• **Work to be completed**:
Below is a block of records: output all of them exactly and leave out the pictures.

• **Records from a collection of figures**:

══════════════════════════════

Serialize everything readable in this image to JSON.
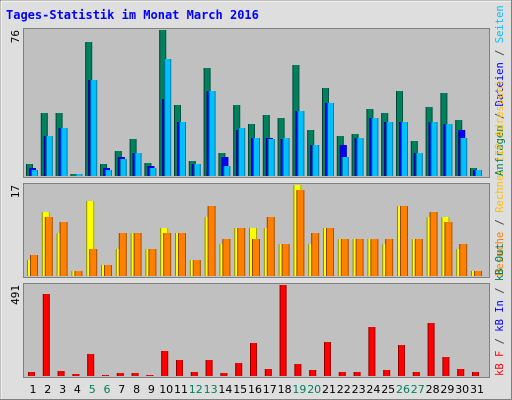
{
  "title": "Tages-Statistik im Monat March 2016",
  "right_legend": {
    "top": [
      {
        "text": "Anfragen",
        "color": "#00805c"
      },
      {
        "text": " / ",
        "color": "#404040"
      },
      {
        "text": "Dateien",
        "color": "#0000ff"
      },
      {
        "text": " / ",
        "color": "#404040"
      },
      {
        "text": "Seiten",
        "color": "#00c0ff"
      }
    ],
    "middle": [
      {
        "text": "Besuche",
        "color": "#ff8000"
      },
      {
        "text": " / ",
        "color": "#404040"
      },
      {
        "text": "Rechner (IP-Adressen)",
        "color": "#ffc000"
      }
    ],
    "bottom": [
      {
        "text": "kB F",
        "color": "#ff0000"
      },
      {
        "text": " / ",
        "color": "#404040"
      },
      {
        "text": "kB In",
        "color": "#0000ff"
      },
      {
        "text": " / ",
        "color": "#404040"
      },
      {
        "text": "kB Out",
        "color": "#00805c"
      }
    ]
  },
  "colors": {
    "background": "#dedede",
    "panel": "#c0c0c0",
    "title": "#0000ff",
    "hits": "#00805c",
    "files": "#0000ff",
    "pages": "#00c0ff",
    "visits": "#ff8000",
    "sites": "#ffff00",
    "kbytes": "#ff0000",
    "day_label": "#000000",
    "weekend_label": "#00805c"
  },
  "chart_data": [
    {
      "type": "bar",
      "panel": "top",
      "ymax_label": "76",
      "ylim": [
        0,
        76
      ],
      "categories": [
        "1",
        "2",
        "3",
        "4",
        "5",
        "6",
        "7",
        "8",
        "9",
        "10",
        "11",
        "12",
        "13",
        "14",
        "15",
        "16",
        "17",
        "18",
        "19",
        "20",
        "21",
        "22",
        "23",
        "24",
        "25",
        "26",
        "27",
        "28",
        "29",
        "30",
        "31"
      ],
      "weekend": [
        5,
        6,
        12,
        13,
        19,
        20,
        26,
        27
      ],
      "series": [
        {
          "key": "hits",
          "values": [
            6,
            33,
            33,
            1,
            70,
            6,
            13,
            19,
            7,
            76,
            37,
            8,
            56,
            12,
            37,
            27,
            32,
            30,
            58,
            24,
            46,
            21,
            22,
            35,
            33,
            44,
            18,
            36,
            43,
            29,
            4
          ]
        },
        {
          "key": "files",
          "values": [
            4,
            21,
            25,
            0,
            50,
            4,
            10,
            12,
            5,
            40,
            28,
            6,
            44,
            10,
            24,
            20,
            20,
            19,
            34,
            16,
            38,
            16,
            20,
            30,
            28,
            28,
            12,
            28,
            27,
            24,
            3
          ]
        },
        {
          "key": "pages",
          "values": [
            3,
            21,
            25,
            1,
            50,
            3,
            9,
            12,
            4,
            61,
            28,
            6,
            44,
            5,
            25,
            20,
            19,
            20,
            34,
            16,
            38,
            10,
            20,
            30,
            28,
            28,
            12,
            28,
            27,
            20,
            3
          ]
        }
      ]
    },
    {
      "type": "bar",
      "panel": "middle",
      "ymax_label": "17",
      "ylim": [
        0,
        17
      ],
      "categories": [
        "1",
        "2",
        "3",
        "4",
        "5",
        "6",
        "7",
        "8",
        "9",
        "10",
        "11",
        "12",
        "13",
        "14",
        "15",
        "16",
        "17",
        "18",
        "19",
        "20",
        "21",
        "22",
        "23",
        "24",
        "25",
        "26",
        "27",
        "28",
        "29",
        "30",
        "31"
      ],
      "series": [
        {
          "key": "sites",
          "values": [
            3,
            12,
            8,
            1,
            14,
            2,
            5,
            8,
            5,
            9,
            8,
            3,
            11,
            6,
            9,
            9,
            9,
            6,
            17,
            6,
            9,
            7,
            7,
            7,
            6,
            13,
            7,
            11,
            11,
            5,
            1
          ]
        },
        {
          "key": "visits",
          "values": [
            4,
            11,
            10,
            1,
            5,
            2,
            8,
            8,
            5,
            8,
            8,
            3,
            13,
            7,
            9,
            7,
            11,
            6,
            16,
            8,
            9,
            7,
            7,
            7,
            7,
            13,
            7,
            12,
            10,
            6,
            1
          ]
        }
      ]
    },
    {
      "type": "bar",
      "panel": "bottom",
      "ymax_label": "491",
      "ylim": [
        0,
        491
      ],
      "categories": [
        "1",
        "2",
        "3",
        "4",
        "5",
        "6",
        "7",
        "8",
        "9",
        "10",
        "11",
        "12",
        "13",
        "14",
        "15",
        "16",
        "17",
        "18",
        "19",
        "20",
        "21",
        "22",
        "23",
        "24",
        "25",
        "26",
        "27",
        "28",
        "29",
        "30",
        "31"
      ],
      "series": [
        {
          "key": "kbytes",
          "values": [
            20,
            444,
            25,
            10,
            118,
            8,
            15,
            15,
            8,
            134,
            86,
            22,
            86,
            15,
            70,
            178,
            38,
            491,
            65,
            35,
            182,
            22,
            22,
            262,
            34,
            166,
            22,
            286,
            102,
            40,
            20
          ]
        }
      ]
    }
  ]
}
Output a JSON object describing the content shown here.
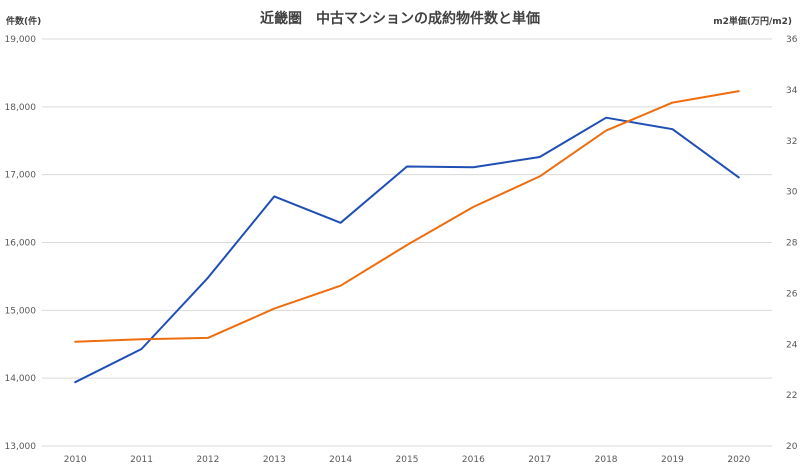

══════════════════════════════

• **Expected answer**:
Serialize everything readable in this image to JSON.
{
  "title": "Tages-Statistik im Monat March 2016",
  "right_legend": {
    "top": [
      {
        "text": "Anfragen",
        "color": "#00805c"
      },
      {
        "text": " / ",
        "color": "#404040"
      },
      {
        "text": "Dateien",
        "color": "#0000ff"
      },
      {
        "text": " / ",
        "color": "#404040"
      },
      {
        "text": "Seiten",
        "color": "#00c0ff"
      }
    ],
    "middle": [
      {
        "text": "Besuche",
        "color": "#ff8000"
      },
      {
        "text": " / ",
        "color": "#404040"
      },
      {
        "text": "Rechner (IP-Adressen)",
        "color": "#ffc000"
      }
    ],
    "bottom": [
      {
        "text": "kB F",
        "color": "#ff0000"
      },
      {
        "text": " / ",
        "color": "#404040"
      },
      {
        "text": "kB In",
        "color": "#0000ff"
      },
      {
        "text": " / ",
        "color": "#404040"
      },
      {
        "text": "kB Out",
        "color": "#00805c"
      }
    ]
  },
  "colors": {
    "background": "#dedede",
    "panel": "#c0c0c0",
    "title": "#0000ff",
    "hits": "#00805c",
    "files": "#0000ff",
    "pages": "#00c0ff",
    "visits": "#ff8000",
    "sites": "#ffff00",
    "kbytes": "#ff0000",
    "day_label": "#000000",
    "weekend_label": "#00805c"
  },
  "chart_data": [
    {
      "type": "bar",
      "panel": "top",
      "ymax_label": "76",
      "ylim": [
        0,
        76
      ],
      "categories": [
        "1",
        "2",
        "3",
        "4",
        "5",
        "6",
        "7",
        "8",
        "9",
        "10",
        "11",
        "12",
        "13",
        "14",
        "15",
        "16",
        "17",
        "18",
        "19",
        "20",
        "21",
        "22",
        "23",
        "24",
        "25",
        "26",
        "27",
        "28",
        "29",
        "30",
        "31"
      ],
      "weekend": [
        5,
        6,
        12,
        13,
        19,
        20,
        26,
        27
      ],
      "series": [
        {
          "key": "hits",
          "values": [
            6,
            33,
            33,
            1,
            70,
            6,
            13,
            19,
            7,
            76,
            37,
            8,
            56,
            12,
            37,
            27,
            32,
            30,
            58,
            24,
            46,
            21,
            22,
            35,
            33,
            44,
            18,
            36,
            43,
            29,
            4
          ]
        },
        {
          "key": "files",
          "values": [
            4,
            21,
            25,
            0,
            50,
            4,
            10,
            12,
            5,
            40,
            28,
            6,
            44,
            10,
            24,
            20,
            20,
            19,
            34,
            16,
            38,
            16,
            20,
            30,
            28,
            28,
            12,
            28,
            27,
            24,
            3
          ]
        },
        {
          "key": "pages",
          "values": [
            3,
            21,
            25,
            1,
            50,
            3,
            9,
            12,
            4,
            61,
            28,
            6,
            44,
            5,
            25,
            20,
            19,
            20,
            34,
            16,
            38,
            10,
            20,
            30,
            28,
            28,
            12,
            28,
            27,
            20,
            3
          ]
        }
      ]
    },
    {
      "type": "bar",
      "panel": "middle",
      "ymax_label": "17",
      "ylim": [
        0,
        17
      ],
      "categories": [
        "1",
        "2",
        "3",
        "4",
        "5",
        "6",
        "7",
        "8",
        "9",
        "10",
        "11",
        "12",
        "13",
        "14",
        "15",
        "16",
        "17",
        "18",
        "19",
        "20",
        "21",
        "22",
        "23",
        "24",
        "25",
        "26",
        "27",
        "28",
        "29",
        "30",
        "31"
      ],
      "series": [
        {
          "key": "sites",
          "values": [
            3,
            12,
            8,
            1,
            14,
            2,
            5,
            8,
            5,
            9,
            8,
            3,
            11,
            6,
            9,
            9,
            9,
            6,
            17,
            6,
            9,
            7,
            7,
            7,
            6,
            13,
            7,
            11,
            11,
            5,
            1
          ]
        },
        {
          "key": "visits",
          "values": [
            4,
            11,
            10,
            1,
            5,
            2,
            8,
            8,
            5,
            8,
            8,
            3,
            13,
            7,
            9,
            7,
            11,
            6,
            16,
            8,
            9,
            7,
            7,
            7,
            7,
            13,
            7,
            12,
            10,
            6,
            1
          ]
        }
      ]
    },
    {
      "type": "bar",
      "panel": "bottom",
      "ymax_label": "491",
      "ylim": [
        0,
        491
      ],
      "categories": [
        "1",
        "2",
        "3",
        "4",
        "5",
        "6",
        "7",
        "8",
        "9",
        "10",
        "11",
        "12",
        "13",
        "14",
        "15",
        "16",
        "17",
        "18",
        "19",
        "20",
        "21",
        "22",
        "23",
        "24",
        "25",
        "26",
        "27",
        "28",
        "29",
        "30",
        "31"
      ],
      "series": [
        {
          "key": "kbytes",
          "values": [
            20,
            444,
            25,
            10,
            118,
            8,
            15,
            15,
            8,
            134,
            86,
            22,
            86,
            15,
            70,
            178,
            38,
            491,
            65,
            35,
            182,
            22,
            22,
            262,
            34,
            166,
            22,
            286,
            102,
            40,
            20
          ]
        }
      ]
    }
  ]
}
Output a JSON object describing the content shown here.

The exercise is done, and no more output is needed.